● **Objective**
Repeat the records verbatim and leave the pictures out of your copy.

::::::::

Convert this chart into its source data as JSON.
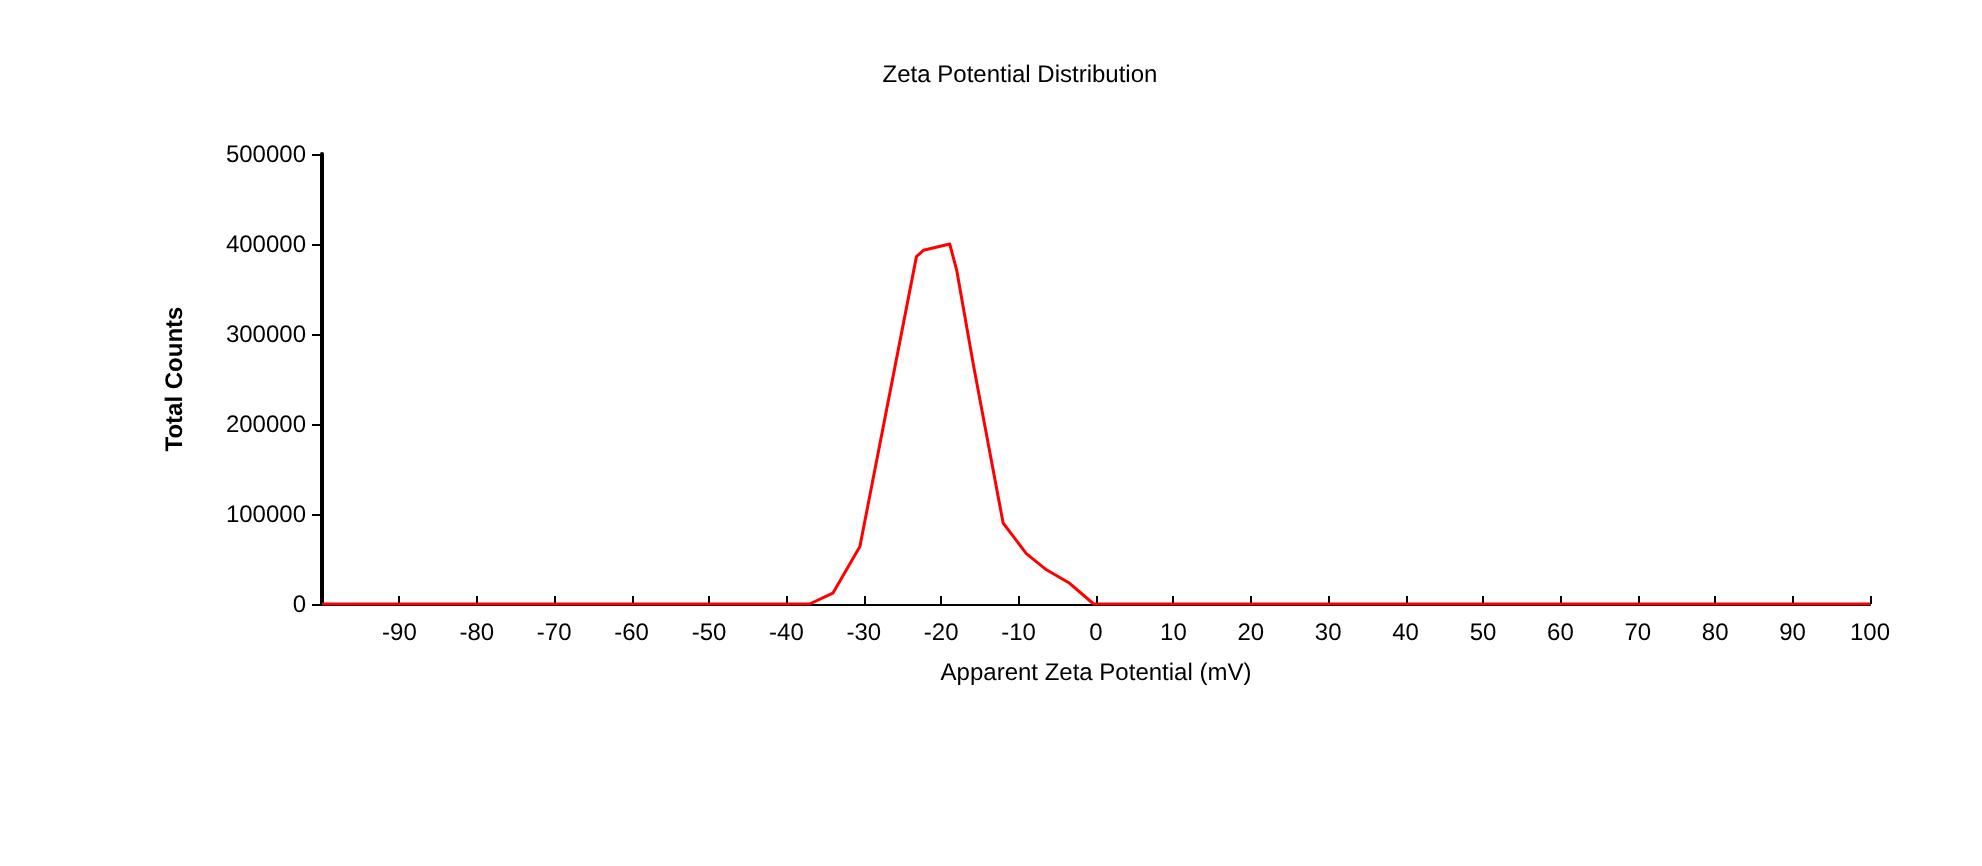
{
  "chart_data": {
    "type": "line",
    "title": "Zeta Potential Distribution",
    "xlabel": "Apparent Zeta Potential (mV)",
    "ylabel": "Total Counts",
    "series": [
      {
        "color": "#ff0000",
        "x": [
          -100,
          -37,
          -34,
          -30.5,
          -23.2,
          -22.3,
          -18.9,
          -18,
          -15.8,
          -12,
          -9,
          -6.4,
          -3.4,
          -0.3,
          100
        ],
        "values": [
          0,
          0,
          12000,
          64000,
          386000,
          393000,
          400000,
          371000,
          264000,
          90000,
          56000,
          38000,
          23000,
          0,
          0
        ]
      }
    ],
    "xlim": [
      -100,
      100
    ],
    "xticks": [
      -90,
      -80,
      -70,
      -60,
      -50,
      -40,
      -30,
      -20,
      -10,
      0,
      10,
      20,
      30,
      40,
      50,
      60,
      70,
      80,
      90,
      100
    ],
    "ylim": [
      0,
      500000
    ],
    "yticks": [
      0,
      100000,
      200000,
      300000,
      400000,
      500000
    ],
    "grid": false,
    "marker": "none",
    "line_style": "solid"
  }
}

::::::::

● **Correct result**
Convert this chart into its source data as JSON.
{
  "chart_data": {
    "type": "line",
    "title": "Zeta Potential Distribution",
    "xlabel": "Apparent Zeta Potential (mV)",
    "ylabel": "Total Counts",
    "series": [
      {
        "color": "#ff0000",
        "x": [
          -100,
          -37,
          -34,
          -30.5,
          -23.2,
          -22.3,
          -18.9,
          -18,
          -15.8,
          -12,
          -9,
          -6.4,
          -3.4,
          -0.3,
          100
        ],
        "values": [
          0,
          0,
          12000,
          64000,
          386000,
          393000,
          400000,
          371000,
          264000,
          90000,
          56000,
          38000,
          23000,
          0,
          0
        ]
      }
    ],
    "xlim": [
      -100,
      100
    ],
    "xticks": [
      -90,
      -80,
      -70,
      -60,
      -50,
      -40,
      -30,
      -20,
      -10,
      0,
      10,
      20,
      30,
      40,
      50,
      60,
      70,
      80,
      90,
      100
    ],
    "ylim": [
      0,
      500000
    ],
    "yticks": [
      0,
      100000,
      200000,
      300000,
      400000,
      500000
    ],
    "grid": false,
    "marker": "none",
    "line_style": "solid"
  }
}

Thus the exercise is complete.